_What is needed_: Output the data below in full, byte for byte. Nothing may differ.

Saved entries
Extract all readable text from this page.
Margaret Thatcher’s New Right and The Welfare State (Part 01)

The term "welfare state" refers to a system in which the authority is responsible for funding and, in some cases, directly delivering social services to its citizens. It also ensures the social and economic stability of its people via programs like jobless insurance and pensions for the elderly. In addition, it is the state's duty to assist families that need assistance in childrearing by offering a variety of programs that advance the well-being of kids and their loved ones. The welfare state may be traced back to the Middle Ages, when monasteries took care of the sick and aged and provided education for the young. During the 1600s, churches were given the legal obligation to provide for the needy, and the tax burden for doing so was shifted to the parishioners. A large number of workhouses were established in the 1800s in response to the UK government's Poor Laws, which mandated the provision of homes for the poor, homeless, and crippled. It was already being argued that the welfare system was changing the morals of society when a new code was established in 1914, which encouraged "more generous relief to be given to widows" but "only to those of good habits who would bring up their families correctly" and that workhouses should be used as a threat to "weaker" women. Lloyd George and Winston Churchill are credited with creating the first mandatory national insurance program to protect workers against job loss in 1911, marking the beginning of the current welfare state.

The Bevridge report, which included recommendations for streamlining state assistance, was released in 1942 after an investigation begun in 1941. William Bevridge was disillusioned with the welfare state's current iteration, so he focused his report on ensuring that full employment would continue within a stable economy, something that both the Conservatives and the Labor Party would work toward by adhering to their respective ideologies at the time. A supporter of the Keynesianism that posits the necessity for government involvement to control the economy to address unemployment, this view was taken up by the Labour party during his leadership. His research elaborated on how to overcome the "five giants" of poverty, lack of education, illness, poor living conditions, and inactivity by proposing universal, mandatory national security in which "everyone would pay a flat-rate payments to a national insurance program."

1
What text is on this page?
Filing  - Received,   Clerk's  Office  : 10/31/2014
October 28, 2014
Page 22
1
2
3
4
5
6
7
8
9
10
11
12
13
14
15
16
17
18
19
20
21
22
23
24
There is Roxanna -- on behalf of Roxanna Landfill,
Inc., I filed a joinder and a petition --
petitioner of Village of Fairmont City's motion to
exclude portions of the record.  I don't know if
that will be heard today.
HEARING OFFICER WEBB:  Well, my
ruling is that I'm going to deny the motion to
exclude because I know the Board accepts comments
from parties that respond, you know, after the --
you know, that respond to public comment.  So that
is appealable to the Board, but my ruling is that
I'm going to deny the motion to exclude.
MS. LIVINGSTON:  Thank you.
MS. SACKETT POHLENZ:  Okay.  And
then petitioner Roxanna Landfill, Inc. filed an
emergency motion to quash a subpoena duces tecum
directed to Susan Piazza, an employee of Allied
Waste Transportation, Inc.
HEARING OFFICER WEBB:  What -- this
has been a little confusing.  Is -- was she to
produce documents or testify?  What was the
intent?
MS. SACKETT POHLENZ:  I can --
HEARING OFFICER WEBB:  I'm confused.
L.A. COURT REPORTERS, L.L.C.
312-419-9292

_Correct result_:
Extract all readable text from this page.
Margaret Thatcher’s New Right and The Welfare State (Part 01)

The term "welfare state" refers to a system in which the authority is responsible for funding and, in some cases, directly delivering social services to its citizens. It also ensures the social and economic stability of its people via programs like jobless insurance and pensions for the elderly. In addition, it is the state's duty to assist families that need assistance in childrearing by offering a variety of programs that advance the well-being of kids and their loved ones. The welfare state may be traced back to the Middle Ages, when monasteries took care of the sick and aged and provided education for the young. During the 1600s, churches were given the legal obligation to provide for the needy, and the tax burden for doing so was shifted to the parishioners. A large number of workhouses were established in the 1800s in response to the UK government's Poor Laws, which mandated the provision of homes for the poor, homeless, and crippled. It was already being argued that the welfare system was changing the morals of society when a new code was established in 1914, which encouraged "more generous relief to be given to widows" but "only to those of good habits who would bring up their families correctly" and that workhouses should be used as a threat to "weaker" women. Lloyd George and Winston Churchill are credited with creating the first mandatory national insurance program to protect workers against job loss in 1911, marking the beginning of the current welfare state.

The Bevridge report, which included recommendations for streamlining state assistance, was released in 1942 after an investigation begun in 1941. William Bevridge was disillusioned with the welfare state's current iteration, so he focused his report on ensuring that full employment would continue within a stable economy, something that both the Conservatives and the Labor Party would work toward by adhering to their respective ideologies at the time. A supporter of the Keynesianism that posits the necessity for government involvement to control the economy to address unemployment, this view was taken up by the Labour party during his leadership. His research elaborated on how to overcome the "five giants" of poverty, lack of education, illness, poor living conditions, and inactivity by proposing universal, mandatory national security in which "everyone would pay a flat-rate payments to a national insurance program."

1
What text is on this page?
Filing  - Received,   Clerk's  Office  : 10/31/2014
October 28, 2014
Page 22
1
2
3
4
5
6
7
8
9
10
11
12
13
14
15
16
17
18
19
20
21
22
23
24
There is Roxanna -- on behalf of Roxanna Landfill,
Inc., I filed a joinder and a petition --
petitioner of Village of Fairmont City's motion to
exclude portions of the record.  I don't know if
that will be heard today.
HEARING OFFICER WEBB:  Well, my
ruling is that I'm going to deny the motion to
exclude because I know the Board accepts comments
from parties that respond, you know, after the --
you know, that respond to public comment.  So that
is appealable to the Board, but my ruling is that
I'm going to deny the motion to exclude.
MS. LIVINGSTON:  Thank you.
MS. SACKETT POHLENZ:  Okay.  And
then petitioner Roxanna Landfill, Inc. filed an
emergency motion to quash a subpoena duces tecum
directed to Susan Piazza, an employee of Allied
Waste Transportation, Inc.
HEARING OFFICER WEBB:  What -- this
has been a little confusing.  Is -- was she to
produce documents or testify?  What was the
intent?
MS. SACKETT POHLENZ:  I can --
HEARING OFFICER WEBB:  I'm confused.
L.A. COURT REPORTERS, L.L.C.
312-419-9292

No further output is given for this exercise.